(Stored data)
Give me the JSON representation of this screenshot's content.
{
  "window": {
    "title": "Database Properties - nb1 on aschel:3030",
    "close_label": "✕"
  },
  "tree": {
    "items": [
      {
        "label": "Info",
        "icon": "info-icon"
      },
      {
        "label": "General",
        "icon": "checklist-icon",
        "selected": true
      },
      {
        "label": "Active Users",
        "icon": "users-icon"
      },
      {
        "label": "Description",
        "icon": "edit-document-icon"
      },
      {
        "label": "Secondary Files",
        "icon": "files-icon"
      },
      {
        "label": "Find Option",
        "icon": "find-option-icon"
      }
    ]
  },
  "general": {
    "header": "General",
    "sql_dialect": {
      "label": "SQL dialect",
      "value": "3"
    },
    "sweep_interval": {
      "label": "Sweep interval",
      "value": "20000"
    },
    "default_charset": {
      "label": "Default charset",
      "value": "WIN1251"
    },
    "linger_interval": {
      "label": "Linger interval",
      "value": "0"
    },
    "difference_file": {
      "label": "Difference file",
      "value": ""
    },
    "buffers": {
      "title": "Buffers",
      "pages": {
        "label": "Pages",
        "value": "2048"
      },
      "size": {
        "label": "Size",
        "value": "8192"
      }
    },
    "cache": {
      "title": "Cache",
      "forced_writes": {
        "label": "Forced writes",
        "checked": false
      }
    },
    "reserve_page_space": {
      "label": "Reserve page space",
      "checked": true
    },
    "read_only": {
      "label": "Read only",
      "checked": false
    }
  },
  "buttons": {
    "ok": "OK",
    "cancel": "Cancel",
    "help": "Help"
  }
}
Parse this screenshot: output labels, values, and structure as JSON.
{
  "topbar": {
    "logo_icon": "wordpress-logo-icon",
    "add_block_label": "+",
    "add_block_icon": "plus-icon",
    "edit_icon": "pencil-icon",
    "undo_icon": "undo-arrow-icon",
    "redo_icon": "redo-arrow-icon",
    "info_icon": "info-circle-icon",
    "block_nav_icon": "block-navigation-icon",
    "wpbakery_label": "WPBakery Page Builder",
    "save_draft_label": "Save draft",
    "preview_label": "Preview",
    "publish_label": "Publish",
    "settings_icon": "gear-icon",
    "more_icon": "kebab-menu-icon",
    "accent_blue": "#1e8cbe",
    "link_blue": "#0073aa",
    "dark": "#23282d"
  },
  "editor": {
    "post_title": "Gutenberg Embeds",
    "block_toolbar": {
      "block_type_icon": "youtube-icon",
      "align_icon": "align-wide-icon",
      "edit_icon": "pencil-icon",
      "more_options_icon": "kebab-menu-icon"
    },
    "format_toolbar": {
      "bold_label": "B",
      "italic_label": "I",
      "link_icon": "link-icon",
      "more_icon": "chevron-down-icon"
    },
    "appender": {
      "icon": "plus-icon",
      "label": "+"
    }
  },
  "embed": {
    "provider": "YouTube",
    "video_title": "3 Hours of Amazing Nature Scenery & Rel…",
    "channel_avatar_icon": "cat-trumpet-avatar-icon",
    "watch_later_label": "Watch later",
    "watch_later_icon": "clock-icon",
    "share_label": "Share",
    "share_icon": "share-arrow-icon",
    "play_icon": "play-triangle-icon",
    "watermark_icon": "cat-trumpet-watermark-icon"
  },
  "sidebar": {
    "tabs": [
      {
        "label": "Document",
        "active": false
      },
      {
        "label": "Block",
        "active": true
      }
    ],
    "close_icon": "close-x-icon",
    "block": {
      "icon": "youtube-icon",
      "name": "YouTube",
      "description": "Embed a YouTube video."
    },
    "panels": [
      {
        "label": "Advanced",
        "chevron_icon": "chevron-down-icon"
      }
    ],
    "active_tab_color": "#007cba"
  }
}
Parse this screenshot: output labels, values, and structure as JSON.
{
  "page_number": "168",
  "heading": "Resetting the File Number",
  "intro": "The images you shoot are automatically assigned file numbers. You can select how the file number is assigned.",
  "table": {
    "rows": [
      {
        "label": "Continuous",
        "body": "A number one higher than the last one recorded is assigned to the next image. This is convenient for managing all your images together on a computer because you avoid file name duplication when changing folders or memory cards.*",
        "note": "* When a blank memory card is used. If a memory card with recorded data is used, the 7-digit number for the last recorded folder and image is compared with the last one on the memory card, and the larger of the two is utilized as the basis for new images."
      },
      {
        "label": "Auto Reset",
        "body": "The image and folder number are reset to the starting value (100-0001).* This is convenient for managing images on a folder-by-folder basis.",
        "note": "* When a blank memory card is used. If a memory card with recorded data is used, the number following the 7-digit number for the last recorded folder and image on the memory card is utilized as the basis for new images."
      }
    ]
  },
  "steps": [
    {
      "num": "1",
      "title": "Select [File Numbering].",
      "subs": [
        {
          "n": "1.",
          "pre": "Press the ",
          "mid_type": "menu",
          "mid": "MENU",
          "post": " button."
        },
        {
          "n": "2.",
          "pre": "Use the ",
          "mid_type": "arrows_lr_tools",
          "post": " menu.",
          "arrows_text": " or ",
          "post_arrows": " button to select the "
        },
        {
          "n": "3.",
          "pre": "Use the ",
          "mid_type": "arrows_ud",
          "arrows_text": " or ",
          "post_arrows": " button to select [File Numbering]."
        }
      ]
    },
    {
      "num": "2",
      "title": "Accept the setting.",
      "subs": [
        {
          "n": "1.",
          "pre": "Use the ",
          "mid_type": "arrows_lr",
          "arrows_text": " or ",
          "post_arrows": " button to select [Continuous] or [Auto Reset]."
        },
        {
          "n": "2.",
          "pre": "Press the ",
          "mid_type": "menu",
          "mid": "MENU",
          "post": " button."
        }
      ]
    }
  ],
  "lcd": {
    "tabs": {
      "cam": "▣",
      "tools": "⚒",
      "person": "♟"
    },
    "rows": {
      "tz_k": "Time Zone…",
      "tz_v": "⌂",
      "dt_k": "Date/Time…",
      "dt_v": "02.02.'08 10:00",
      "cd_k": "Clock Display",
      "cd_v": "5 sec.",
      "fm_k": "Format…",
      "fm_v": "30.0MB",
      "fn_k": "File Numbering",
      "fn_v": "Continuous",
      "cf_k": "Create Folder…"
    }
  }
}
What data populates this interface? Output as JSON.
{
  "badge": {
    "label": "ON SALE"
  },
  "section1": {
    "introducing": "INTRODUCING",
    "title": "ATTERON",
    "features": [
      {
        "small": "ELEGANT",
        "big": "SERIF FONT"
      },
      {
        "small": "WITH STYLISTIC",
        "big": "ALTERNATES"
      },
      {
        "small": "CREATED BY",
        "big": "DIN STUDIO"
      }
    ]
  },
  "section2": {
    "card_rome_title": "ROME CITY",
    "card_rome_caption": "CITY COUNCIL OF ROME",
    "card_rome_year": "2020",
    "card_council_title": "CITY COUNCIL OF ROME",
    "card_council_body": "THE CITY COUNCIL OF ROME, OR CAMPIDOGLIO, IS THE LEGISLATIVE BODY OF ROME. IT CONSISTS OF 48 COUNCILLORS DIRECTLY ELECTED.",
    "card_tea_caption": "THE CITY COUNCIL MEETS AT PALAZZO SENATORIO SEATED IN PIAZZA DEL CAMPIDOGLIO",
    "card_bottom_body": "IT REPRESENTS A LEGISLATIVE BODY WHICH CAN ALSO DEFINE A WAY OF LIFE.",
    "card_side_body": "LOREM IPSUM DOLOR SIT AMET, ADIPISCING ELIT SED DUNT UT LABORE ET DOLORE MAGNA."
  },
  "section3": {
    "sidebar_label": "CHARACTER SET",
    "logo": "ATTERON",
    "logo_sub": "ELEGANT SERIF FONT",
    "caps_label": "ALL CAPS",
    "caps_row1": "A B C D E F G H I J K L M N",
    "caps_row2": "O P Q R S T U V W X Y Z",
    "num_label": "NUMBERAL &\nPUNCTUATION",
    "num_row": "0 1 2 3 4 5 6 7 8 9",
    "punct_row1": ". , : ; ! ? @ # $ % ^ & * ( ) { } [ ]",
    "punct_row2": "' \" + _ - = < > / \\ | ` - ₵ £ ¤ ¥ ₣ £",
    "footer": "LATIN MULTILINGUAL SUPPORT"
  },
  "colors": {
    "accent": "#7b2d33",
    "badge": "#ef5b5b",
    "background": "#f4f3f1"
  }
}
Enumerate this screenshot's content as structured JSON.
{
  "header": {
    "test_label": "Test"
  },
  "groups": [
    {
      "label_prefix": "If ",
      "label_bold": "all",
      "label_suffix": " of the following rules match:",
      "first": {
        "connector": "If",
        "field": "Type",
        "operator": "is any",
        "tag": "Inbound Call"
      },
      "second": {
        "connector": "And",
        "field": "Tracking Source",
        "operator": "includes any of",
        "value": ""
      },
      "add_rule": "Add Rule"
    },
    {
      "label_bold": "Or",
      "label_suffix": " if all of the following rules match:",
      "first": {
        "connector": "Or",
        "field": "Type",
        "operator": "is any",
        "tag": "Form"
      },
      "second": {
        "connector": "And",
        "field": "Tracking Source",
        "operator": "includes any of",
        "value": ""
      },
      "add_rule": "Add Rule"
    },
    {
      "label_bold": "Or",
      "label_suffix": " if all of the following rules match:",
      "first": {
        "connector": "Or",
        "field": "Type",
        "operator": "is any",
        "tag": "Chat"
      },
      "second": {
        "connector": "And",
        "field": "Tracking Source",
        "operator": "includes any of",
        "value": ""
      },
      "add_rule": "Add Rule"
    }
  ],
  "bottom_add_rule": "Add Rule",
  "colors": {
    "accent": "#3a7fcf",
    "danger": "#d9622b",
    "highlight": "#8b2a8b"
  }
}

• _WRITTEN PROBLEM_: Check each line of the data above for the string "small", then report how many lines have it, with no other words.

• _FINAL RESULT_: 3